'''
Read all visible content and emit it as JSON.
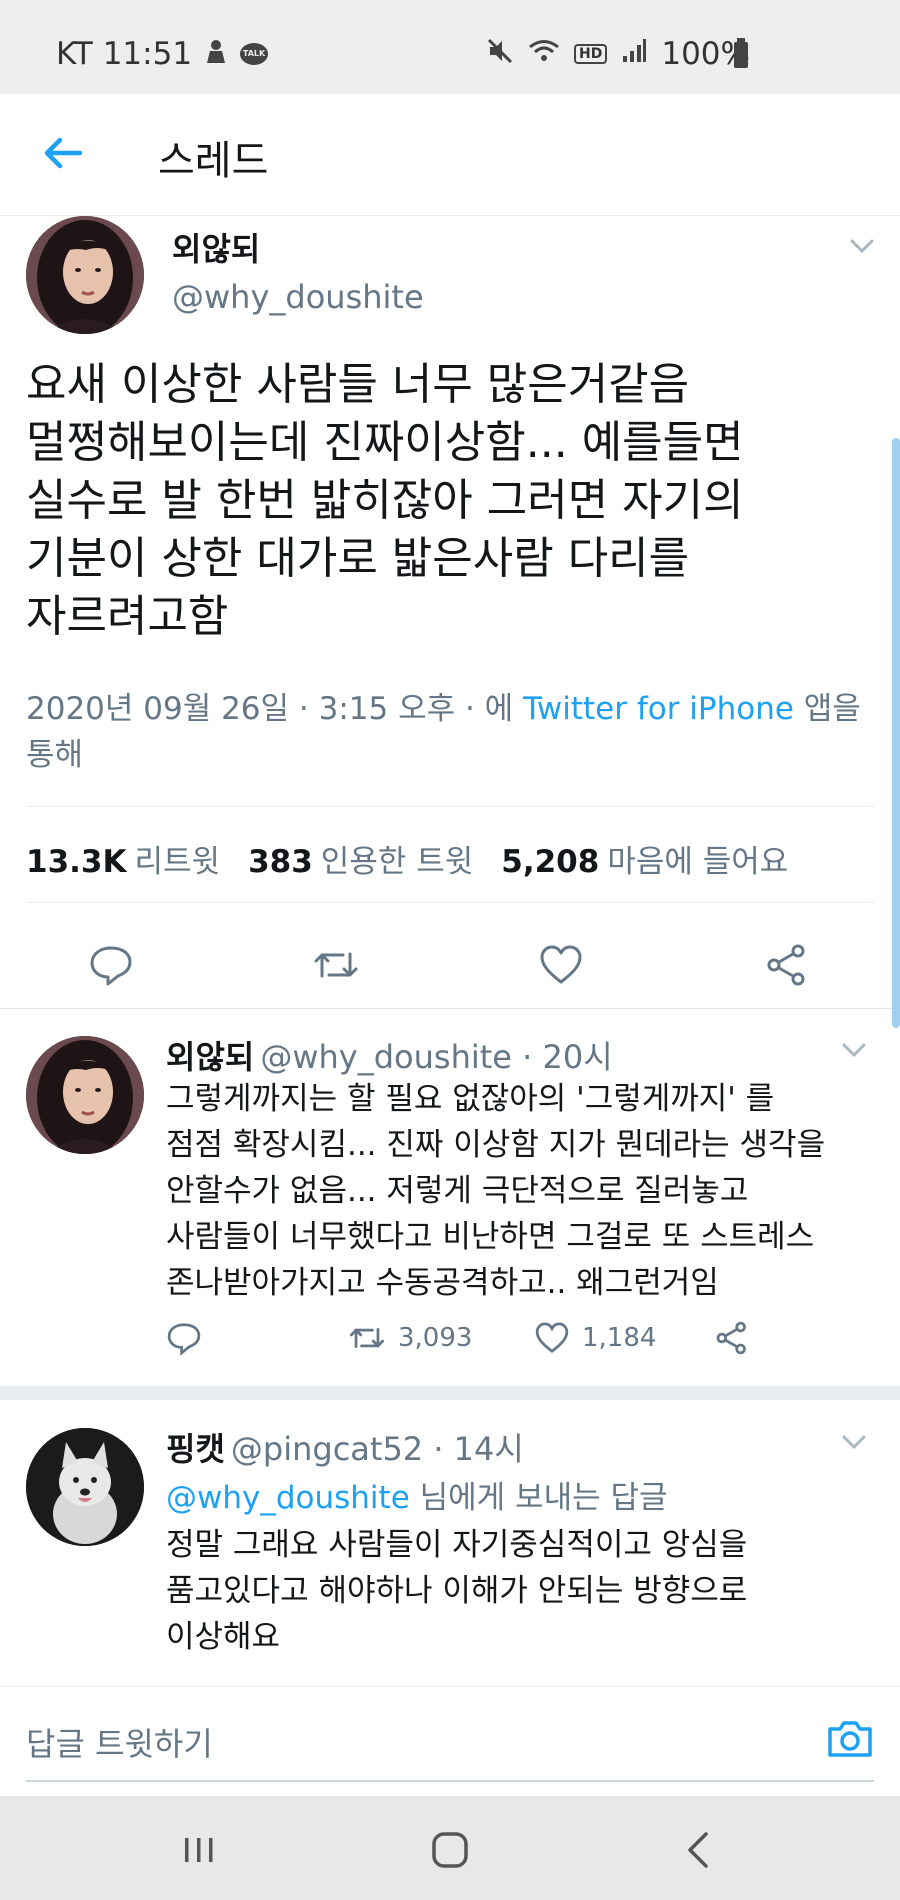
{
  "status_bar": {
    "carrier_time": "KT 11:51",
    "talk_badge": "TALK",
    "hd_label": "HD",
    "battery": "100%",
    "icons": [
      "person-icon",
      "talk-icon",
      "mute-icon",
      "wifi-icon",
      "hd-icon",
      "signal-icon",
      "battery-icon"
    ]
  },
  "header": {
    "title": "스레드",
    "back_icon": "arrow-left-icon"
  },
  "main_tweet": {
    "author_name": "외않되",
    "author_handle": "@why_doushite",
    "text": "요새 이상한 사람들 너무 많은거같음\n멀쩡해보이는데 진짜이상함... 예를들면\n실수로 발 한번 밟히잖아 그러면 자기의\n기분이 상한 대가로 밟은사람 다리를\n자르려고함",
    "timestamp": "2020년 09월 26일 · 3:15 오후 · 에 ",
    "source_app": "Twitter for iPhone",
    "source_suffix": " 앱을 통해",
    "retweets_count": "13.3K",
    "retweets_label": "리트윗",
    "quotes_count": "383",
    "quotes_label": "인용한 트윗",
    "likes_count": "5,208",
    "likes_label": "마음에 들어요"
  },
  "replies": [
    {
      "author_name": "외않되",
      "author_handle": "@why_doushite",
      "time": "· 20시",
      "text": "그렇게까지는 할 필요 없잖아의 '그렇게까지' 를\n점점 확장시킴... 진짜 이상함 지가 뭔데라는 생각을\n안할수가 없음... 저렇게 극단적으로 질러놓고\n사람들이 너무했다고 비난하면 그걸로 또 스트레스\n존나받아가지고 수동공격하고.. 왜그런거임",
      "retweets": "3,093",
      "likes": "1,184"
    },
    {
      "author_name": "핑캣",
      "author_handle": "@pingcat52",
      "time": "· 14시",
      "replying_to_mention": "@why_doushite",
      "replying_to_suffix": " 님에게 보내는 답글",
      "text": "정말 그래요 사람들이 자기중심적이고 앙심을\n품고있다고 해야하나 이해가 안되는 방향으로\n이상해요"
    }
  ],
  "composer": {
    "placeholder": "답글 트윗하기"
  },
  "colors": {
    "accent": "#1da1f2",
    "secondary_text": "#657786",
    "primary_text": "#14171a"
  }
}
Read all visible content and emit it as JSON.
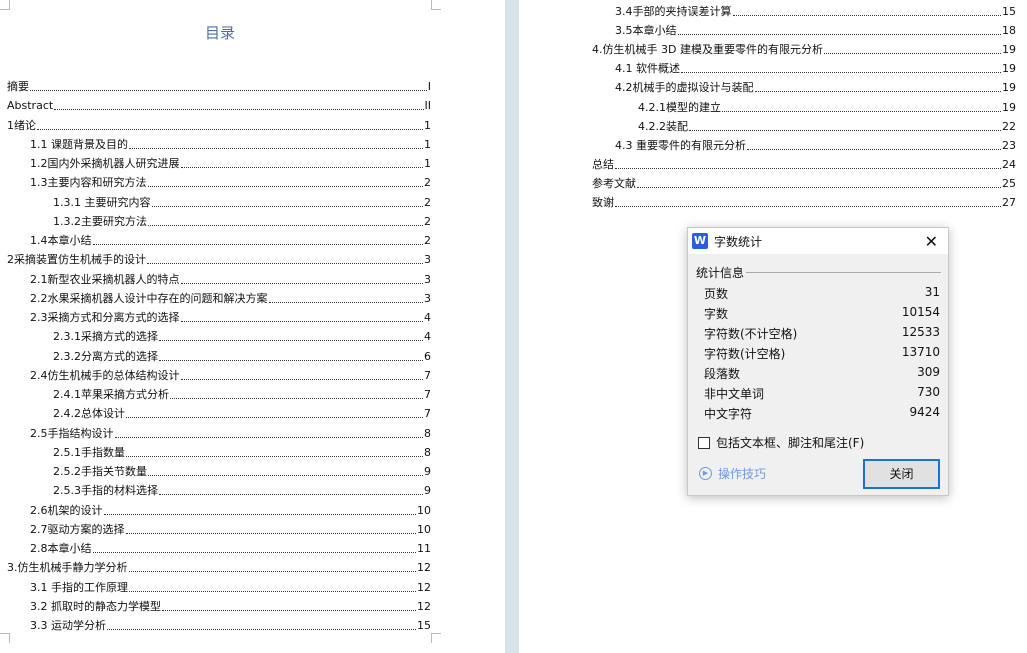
{
  "left_page": {
    "title": "目录",
    "entries": [
      {
        "level": 1,
        "text": "摘要",
        "page": "I"
      },
      {
        "level": 1,
        "text": "Abstract",
        "page": "II"
      },
      {
        "level": 1,
        "text": "1绪论",
        "page": "1"
      },
      {
        "level": 2,
        "text": "1.1 课题背景及目的",
        "page": "1"
      },
      {
        "level": 2,
        "text": "1.2国内外采摘机器人研究进展",
        "page": "1"
      },
      {
        "level": 2,
        "text": "1.3主要内容和研究方法",
        "page": "2"
      },
      {
        "level": 3,
        "text": "1.3.1 主要研究内容",
        "page": "2"
      },
      {
        "level": 3,
        "text": "1.3.2主要研究方法",
        "page": "2"
      },
      {
        "level": 2,
        "text": "1.4本章小结",
        "page": "2"
      },
      {
        "level": 1,
        "text": "2采摘装置仿生机械手的设计",
        "page": "3"
      },
      {
        "level": 2,
        "text": "2.1新型农业采摘机器人的特点",
        "page": "3"
      },
      {
        "level": 2,
        "text": "2.2水果采摘机器人设计中存在的问题和解决方案",
        "page": "3"
      },
      {
        "level": 2,
        "text": "2.3采摘方式和分离方式的选择",
        "page": "4"
      },
      {
        "level": 3,
        "text": "2.3.1采摘方式的选择",
        "page": "4"
      },
      {
        "level": 3,
        "text": "2.3.2分离方式的选择",
        "page": "6"
      },
      {
        "level": 2,
        "text": "2.4仿生机械手的总体结构设计",
        "page": "7"
      },
      {
        "level": 3,
        "text": "2.4.1苹果采摘方式分析",
        "page": "7"
      },
      {
        "level": 3,
        "text": "2.4.2总体设计",
        "page": "7"
      },
      {
        "level": 2,
        "text": "2.5手指结构设计",
        "page": "8"
      },
      {
        "level": 3,
        "text": "2.5.1手指数量",
        "page": "8"
      },
      {
        "level": 3,
        "text": "2.5.2手指关节数量",
        "page": "9"
      },
      {
        "level": 3,
        "text": "2.5.3手指的材料选择",
        "page": "9"
      },
      {
        "level": 2,
        "text": "2.6机架的设计",
        "page": "10"
      },
      {
        "level": 2,
        "text": "2.7驱动方案的选择",
        "page": "10"
      },
      {
        "level": 2,
        "text": "2.8本章小结",
        "page": "11"
      },
      {
        "level": 1,
        "text": "3.仿生机械手静力学分析",
        "page": "12"
      },
      {
        "level": 2,
        "text": "3.1 手指的工作原理",
        "page": "12"
      },
      {
        "level": 2,
        "text": "3.2 抓取时的静态力学模型",
        "page": "12"
      },
      {
        "level": 2,
        "text": "3.3 运动学分析",
        "page": "15"
      }
    ]
  },
  "right_page": {
    "entries": [
      {
        "level": 2,
        "text": "3.4手部的夹持误差计算",
        "page": "15"
      },
      {
        "level": 2,
        "text": "3.5本章小结",
        "page": "18"
      },
      {
        "level": 1,
        "text": "4.仿生机械手 3D 建模及重要零件的有限元分析",
        "page": "19"
      },
      {
        "level": 2,
        "text": "4.1 软件概述",
        "page": "19"
      },
      {
        "level": 2,
        "text": "4.2机械手的虚拟设计与装配",
        "page": "19"
      },
      {
        "level": 3,
        "text": "4.2.1模型的建立",
        "page": "19"
      },
      {
        "level": 3,
        "text": "4.2.2装配",
        "page": "22"
      },
      {
        "level": 2,
        "text": "4.3   重要零件的有限元分析",
        "page": "23"
      },
      {
        "level": 1,
        "text": "总结",
        "page": "24"
      },
      {
        "level": 1,
        "text": "参考文献",
        "page": "25"
      },
      {
        "level": 1,
        "text": "致谢",
        "page": "27"
      }
    ]
  },
  "dialog": {
    "app_icon": "W",
    "title": "字数统计",
    "group_label": "统计信息",
    "stats": [
      {
        "label": "页数",
        "value": "31"
      },
      {
        "label": "字数",
        "value": "10154"
      },
      {
        "label": "字符数(不计空格)",
        "value": "12533"
      },
      {
        "label": "字符数(计空格)",
        "value": "13710"
      },
      {
        "label": "段落数",
        "value": "309"
      },
      {
        "label": "非中文单词",
        "value": "730"
      },
      {
        "label": "中文字符",
        "value": "9424"
      }
    ],
    "checkbox_label": "包括文本框、脚注和尾注(F)",
    "checkbox_checked": false,
    "tips_label": "操作技巧",
    "close_button": "关闭"
  }
}
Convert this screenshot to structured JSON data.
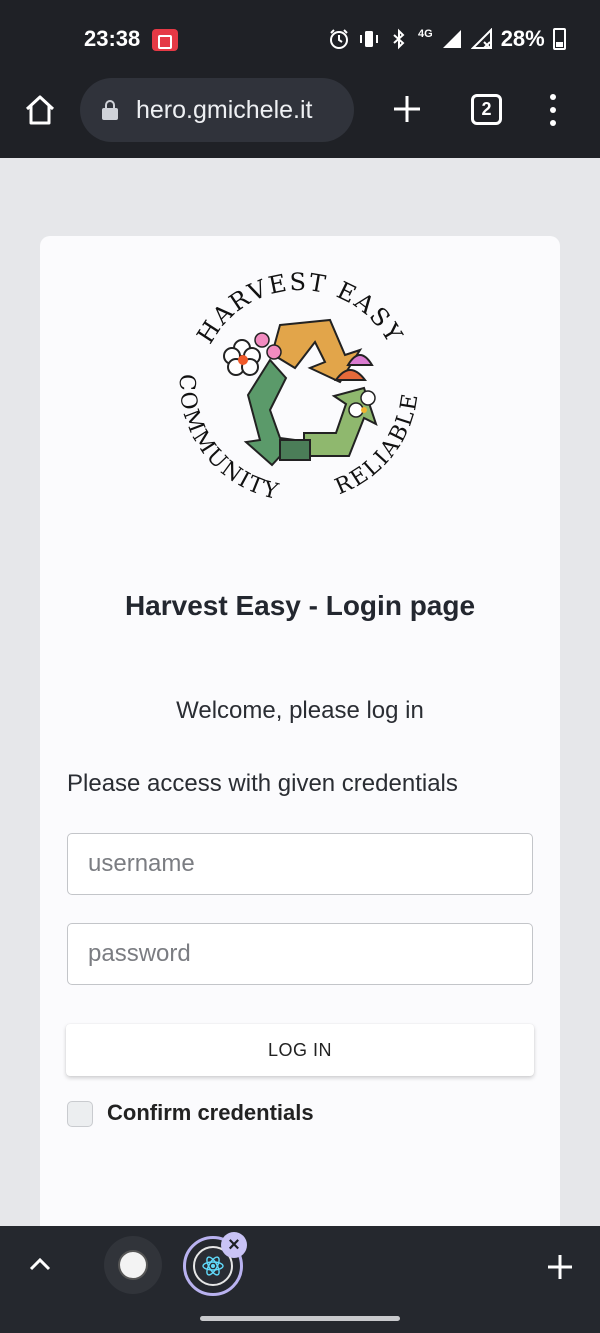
{
  "status_bar": {
    "time": "23:38",
    "network": "4G",
    "battery": "28%"
  },
  "browser": {
    "url": "hero.gmichele.it",
    "tab_count": "2"
  },
  "logo": {
    "top_text": "HARVEST EASY",
    "left_text": "COMMUNITY",
    "right_text": "RELIABLE"
  },
  "login": {
    "title": "Harvest Easy - Login page",
    "welcome": "Welcome, please log in",
    "instruction": "Please access with given credentials",
    "username_placeholder": "username",
    "password_placeholder": "password",
    "button_label": "LOG IN",
    "checkbox_label": "Confirm credentials",
    "checkbox_checked": false
  },
  "colors": {
    "chrome_dark": "#1f2126",
    "page_bg": "#e6e7ea",
    "card_bg": "#fbfbfd",
    "tab_accent": "#b9b2f0"
  },
  "icons": {
    "home": "home-icon",
    "lock": "lock-icon",
    "new_tab": "plus-icon",
    "tabs": "tab-switcher-icon",
    "menu": "more-vert-icon",
    "close_tab": "close-icon"
  }
}
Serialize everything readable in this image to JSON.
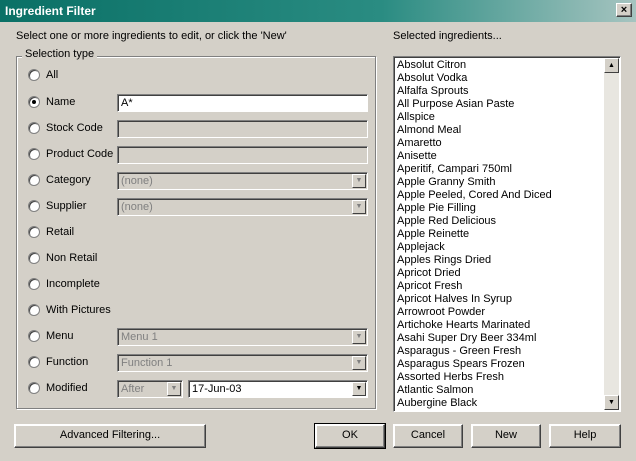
{
  "window": {
    "title": "Ingredient Filter",
    "close_glyph": "×"
  },
  "instruction": "Select one or more ingredients to edit, or click the 'New'",
  "selected_label": "Selected ingredients...",
  "selection_type": {
    "legend": "Selection type",
    "options": [
      {
        "label": "All",
        "checked": false
      },
      {
        "label": "Name",
        "checked": true
      },
      {
        "label": "Stock Code",
        "checked": false
      },
      {
        "label": "Product Code",
        "checked": false
      },
      {
        "label": "Category",
        "checked": false
      },
      {
        "label": "Supplier",
        "checked": false
      },
      {
        "label": "Retail",
        "checked": false
      },
      {
        "label": "Non Retail",
        "checked": false
      },
      {
        "label": "Incomplete",
        "checked": false
      },
      {
        "label": "With Pictures",
        "checked": false
      },
      {
        "label": "Menu",
        "checked": false
      },
      {
        "label": "Function",
        "checked": false
      },
      {
        "label": "Modified",
        "checked": false
      }
    ]
  },
  "fields": {
    "name_value": "A*",
    "stock_code_value": "",
    "product_code_value": "",
    "category_value": "(none)",
    "supplier_value": "(none)",
    "menu_value": "Menu 1",
    "function_value": "Function 1",
    "modified_comparator": "After",
    "modified_date": "17-Jun-03"
  },
  "ingredients": [
    "Absolut Citron",
    "Absolut Vodka",
    "Alfalfa Sprouts",
    "All Purpose Asian Paste",
    "Allspice",
    "Almond Meal",
    "Amaretto",
    "Anisette",
    "Aperitif, Campari  750ml",
    "Apple Granny Smith",
    "Apple Peeled, Cored And Diced",
    "Apple Pie Filling",
    "Apple Red Delicious",
    "Apple Reinette",
    "Applejack",
    "Apples Rings Dried",
    "Apricot Dried",
    "Apricot Fresh",
    "Apricot Halves In Syrup",
    "Arrowroot Powder",
    "Artichoke Hearts Marinated",
    "Asahi Super Dry Beer 334ml",
    "Asparagus - Green Fresh",
    "Asparagus Spears Frozen",
    "Assorted Herbs Fresh",
    "Atlantic Salmon",
    "Aubergine Black"
  ],
  "buttons": {
    "advanced": "Advanced Filtering...",
    "ok": "OK",
    "cancel": "Cancel",
    "new": "New",
    "help": "Help"
  },
  "icons": {
    "dropdown": "▼",
    "scroll_up": "▲",
    "scroll_down": "▼"
  }
}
'''
▶ **Requirement**: Extract all lines that hold the word "more".

▶ **The output**:
    "menu": "more-vert-icon",
  "instruction": "Select one or more ingredients to edit, or click the 'New'",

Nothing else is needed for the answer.